_PROBLEM DETAILS_
Report every line of the data that includes "title".

[Dataset entries]
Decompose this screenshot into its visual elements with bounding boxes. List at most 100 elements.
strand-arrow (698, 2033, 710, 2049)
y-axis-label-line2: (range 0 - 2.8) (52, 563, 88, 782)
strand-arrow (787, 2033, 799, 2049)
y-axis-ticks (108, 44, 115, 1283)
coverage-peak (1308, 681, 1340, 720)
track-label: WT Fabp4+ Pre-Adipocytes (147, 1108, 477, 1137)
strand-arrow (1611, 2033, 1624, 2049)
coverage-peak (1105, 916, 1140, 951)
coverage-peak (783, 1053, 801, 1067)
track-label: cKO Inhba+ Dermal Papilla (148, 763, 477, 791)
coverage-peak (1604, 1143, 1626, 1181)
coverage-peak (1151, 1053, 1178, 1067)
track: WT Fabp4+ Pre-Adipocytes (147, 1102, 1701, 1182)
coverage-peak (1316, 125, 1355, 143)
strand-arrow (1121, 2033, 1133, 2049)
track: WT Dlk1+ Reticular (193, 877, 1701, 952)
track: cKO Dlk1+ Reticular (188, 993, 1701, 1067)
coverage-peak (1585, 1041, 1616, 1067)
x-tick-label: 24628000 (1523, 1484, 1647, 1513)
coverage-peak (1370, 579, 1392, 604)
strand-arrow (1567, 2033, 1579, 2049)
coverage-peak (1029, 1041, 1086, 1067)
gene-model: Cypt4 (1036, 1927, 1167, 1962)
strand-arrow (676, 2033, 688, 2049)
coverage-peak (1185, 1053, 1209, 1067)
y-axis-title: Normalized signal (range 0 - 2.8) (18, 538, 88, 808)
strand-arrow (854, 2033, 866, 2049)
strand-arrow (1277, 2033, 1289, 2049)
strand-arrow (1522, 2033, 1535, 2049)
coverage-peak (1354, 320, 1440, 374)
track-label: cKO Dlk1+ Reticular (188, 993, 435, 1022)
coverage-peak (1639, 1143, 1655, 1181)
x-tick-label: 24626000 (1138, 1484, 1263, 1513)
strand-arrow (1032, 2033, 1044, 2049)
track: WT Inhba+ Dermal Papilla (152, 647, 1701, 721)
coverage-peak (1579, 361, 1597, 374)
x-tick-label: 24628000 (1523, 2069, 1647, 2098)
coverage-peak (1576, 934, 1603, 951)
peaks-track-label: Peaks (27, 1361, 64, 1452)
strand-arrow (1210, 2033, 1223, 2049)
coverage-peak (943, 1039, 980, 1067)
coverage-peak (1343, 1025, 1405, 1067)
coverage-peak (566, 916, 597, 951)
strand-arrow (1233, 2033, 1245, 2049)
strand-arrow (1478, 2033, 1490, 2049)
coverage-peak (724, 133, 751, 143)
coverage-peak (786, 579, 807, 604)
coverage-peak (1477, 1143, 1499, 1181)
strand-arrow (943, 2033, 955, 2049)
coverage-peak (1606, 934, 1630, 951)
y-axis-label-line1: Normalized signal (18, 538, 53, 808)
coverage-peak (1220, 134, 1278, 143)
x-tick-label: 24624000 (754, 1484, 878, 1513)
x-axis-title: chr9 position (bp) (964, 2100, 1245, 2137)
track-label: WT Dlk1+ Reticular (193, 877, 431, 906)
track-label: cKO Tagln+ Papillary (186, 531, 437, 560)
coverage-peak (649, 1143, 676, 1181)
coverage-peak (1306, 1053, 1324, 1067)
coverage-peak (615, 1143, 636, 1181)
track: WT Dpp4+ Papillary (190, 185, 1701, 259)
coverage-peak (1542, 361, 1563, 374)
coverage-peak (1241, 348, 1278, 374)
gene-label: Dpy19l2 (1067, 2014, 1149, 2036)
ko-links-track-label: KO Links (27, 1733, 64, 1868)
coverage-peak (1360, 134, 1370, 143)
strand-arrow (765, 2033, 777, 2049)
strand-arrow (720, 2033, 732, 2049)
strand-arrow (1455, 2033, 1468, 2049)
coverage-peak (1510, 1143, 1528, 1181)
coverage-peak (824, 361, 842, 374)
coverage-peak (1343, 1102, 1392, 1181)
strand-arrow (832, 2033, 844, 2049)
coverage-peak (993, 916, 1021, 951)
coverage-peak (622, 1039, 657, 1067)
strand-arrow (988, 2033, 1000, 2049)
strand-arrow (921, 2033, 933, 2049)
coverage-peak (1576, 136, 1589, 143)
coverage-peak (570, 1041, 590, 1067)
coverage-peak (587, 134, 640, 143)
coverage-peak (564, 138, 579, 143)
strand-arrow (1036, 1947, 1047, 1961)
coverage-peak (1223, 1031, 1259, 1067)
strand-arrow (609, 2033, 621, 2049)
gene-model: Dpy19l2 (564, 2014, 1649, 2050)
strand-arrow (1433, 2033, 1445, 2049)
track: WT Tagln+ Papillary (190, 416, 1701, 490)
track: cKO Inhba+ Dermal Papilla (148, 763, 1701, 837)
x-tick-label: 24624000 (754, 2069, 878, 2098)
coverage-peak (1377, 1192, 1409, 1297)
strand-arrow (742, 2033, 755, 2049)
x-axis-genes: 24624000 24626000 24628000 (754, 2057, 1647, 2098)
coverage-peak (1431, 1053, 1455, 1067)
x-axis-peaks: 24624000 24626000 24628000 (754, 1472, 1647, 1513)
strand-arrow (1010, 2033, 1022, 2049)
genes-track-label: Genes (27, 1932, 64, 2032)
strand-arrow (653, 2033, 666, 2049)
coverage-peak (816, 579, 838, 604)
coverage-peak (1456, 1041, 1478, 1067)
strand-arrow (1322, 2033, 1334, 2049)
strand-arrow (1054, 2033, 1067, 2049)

_YOUR RESPONSE_
y-axis-title: Normalized signal (range 0 - 2.8) (18, 538, 88, 808)
x-axis-title: chr9 position (bp) (964, 2100, 1245, 2137)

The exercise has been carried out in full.